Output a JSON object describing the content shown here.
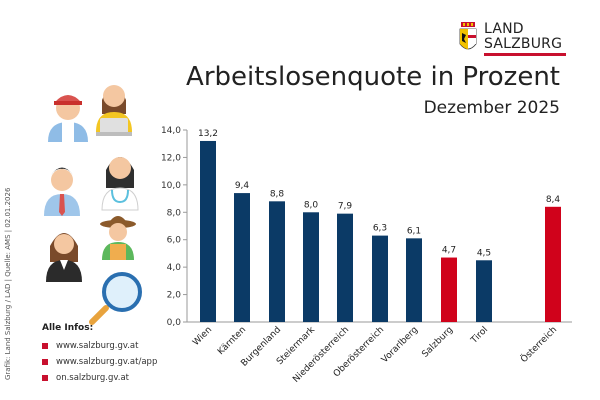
{
  "brand": {
    "logo_line1": "LAND",
    "logo_line2": "SALZBURG",
    "accent_color": "#c8102e"
  },
  "side_credit": "Grafik: Land Salzburg / LAD | Quelle: AMS | 02.01.2026",
  "info": {
    "heading": "Alle Infos:",
    "links": [
      "www.salzburg.gv.at",
      "www.salzburg.gv.at/app",
      "on.salzburg.gv.at"
    ]
  },
  "illustration_icons": [
    "worker-with-cap-icon",
    "woman-with-laptop-icon",
    "businessman-icon",
    "doctor-icon",
    "businesswoman-icon",
    "farmer-icon",
    "magnifying-glass-icon"
  ],
  "chart_data": {
    "type": "bar",
    "title": "Arbeitslosenquote in Prozent",
    "subtitle": "Dezember 2025",
    "categories": [
      "Wien",
      "Kärnten",
      "Burgenland",
      "Steiermark",
      "Niederösterreich",
      "Oberösterreich",
      "Vorarlberg",
      "Salzburg",
      "Tirol",
      "Österreich"
    ],
    "values": [
      13.2,
      9.4,
      8.8,
      8.0,
      7.9,
      6.3,
      6.1,
      4.7,
      4.5,
      8.4
    ],
    "value_labels": [
      "13,2",
      "9,4",
      "8,8",
      "8,0",
      "7,9",
      "6,3",
      "6,1",
      "4,7",
      "4,5",
      "8,4"
    ],
    "highlight": [
      "Salzburg",
      "Österreich"
    ],
    "colors": {
      "default": "#0b3a66",
      "highlight": "#d0021b"
    },
    "ylim": [
      0,
      14
    ],
    "yticks": [
      "0,0",
      "2,0",
      "4,0",
      "6,0",
      "8,0",
      "10,0",
      "12,0",
      "14,0"
    ],
    "xlabel": "",
    "ylabel": "",
    "grid": false
  }
}
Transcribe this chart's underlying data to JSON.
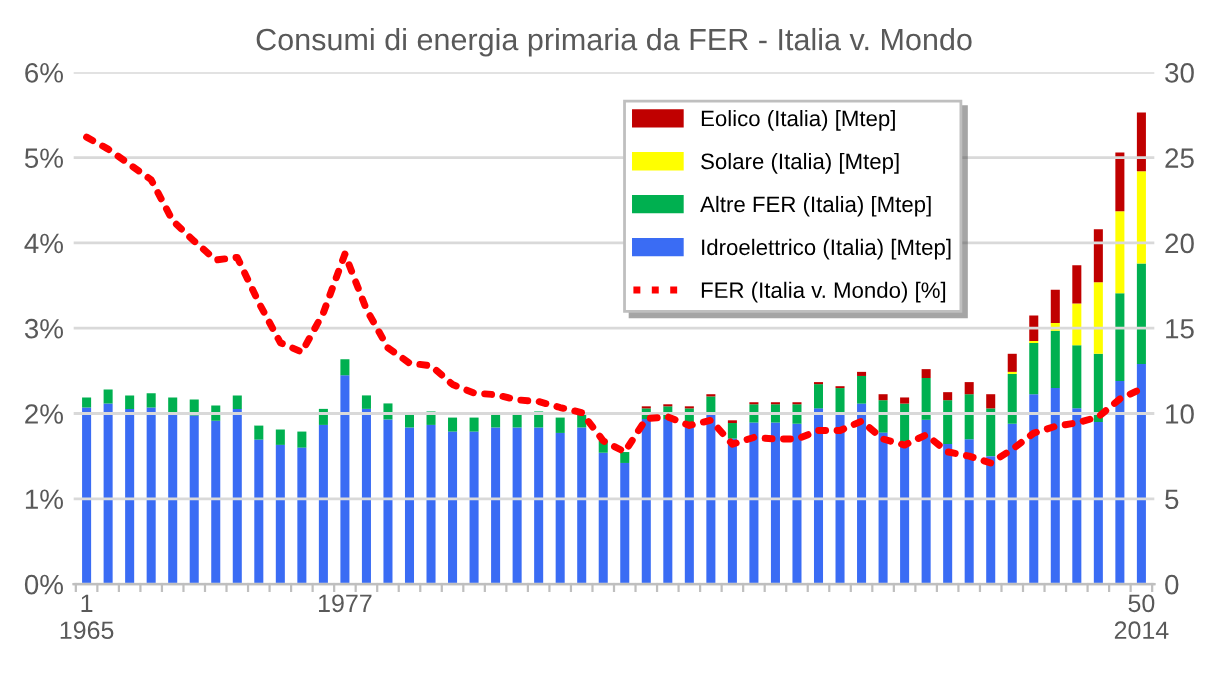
--------------------------------
## WRITTEN INSTRUCTION
Every line above should be repeated exactly; pictures stay out of the copy.

## THE REPLY
Output a JSON object describing the content shown here.
{
  "brand": {
    "logo_line1": "LAND",
    "logo_line2": "SALZBURG",
    "accent_color": "#c8102e"
  },
  "side_credit": "Grafik: Land Salzburg / LAD | Quelle: AMS | 02.01.2026",
  "info": {
    "heading": "Alle Infos:",
    "links": [
      "www.salzburg.gv.at",
      "www.salzburg.gv.at/app",
      "on.salzburg.gv.at"
    ]
  },
  "illustration_icons": [
    "worker-with-cap-icon",
    "woman-with-laptop-icon",
    "businessman-icon",
    "doctor-icon",
    "businesswoman-icon",
    "farmer-icon",
    "magnifying-glass-icon"
  ],
  "chart_data": {
    "type": "bar",
    "title": "Arbeitslosenquote in Prozent",
    "subtitle": "Dezember 2025",
    "categories": [
      "Wien",
      "Kärnten",
      "Burgenland",
      "Steiermark",
      "Niederösterreich",
      "Oberösterreich",
      "Vorarlberg",
      "Salzburg",
      "Tirol",
      "Österreich"
    ],
    "values": [
      13.2,
      9.4,
      8.8,
      8.0,
      7.9,
      6.3,
      6.1,
      4.7,
      4.5,
      8.4
    ],
    "value_labels": [
      "13,2",
      "9,4",
      "8,8",
      "8,0",
      "7,9",
      "6,3",
      "6,1",
      "4,7",
      "4,5",
      "8,4"
    ],
    "highlight": [
      "Salzburg",
      "Österreich"
    ],
    "colors": {
      "default": "#0b3a66",
      "highlight": "#d0021b"
    },
    "ylim": [
      0,
      14
    ],
    "yticks": [
      "0,0",
      "2,0",
      "4,0",
      "6,0",
      "8,0",
      "10,0",
      "12,0",
      "14,0"
    ],
    "xlabel": "",
    "ylabel": "",
    "grid": false
  }
}
Transcribe this chart's underlying data to JSON.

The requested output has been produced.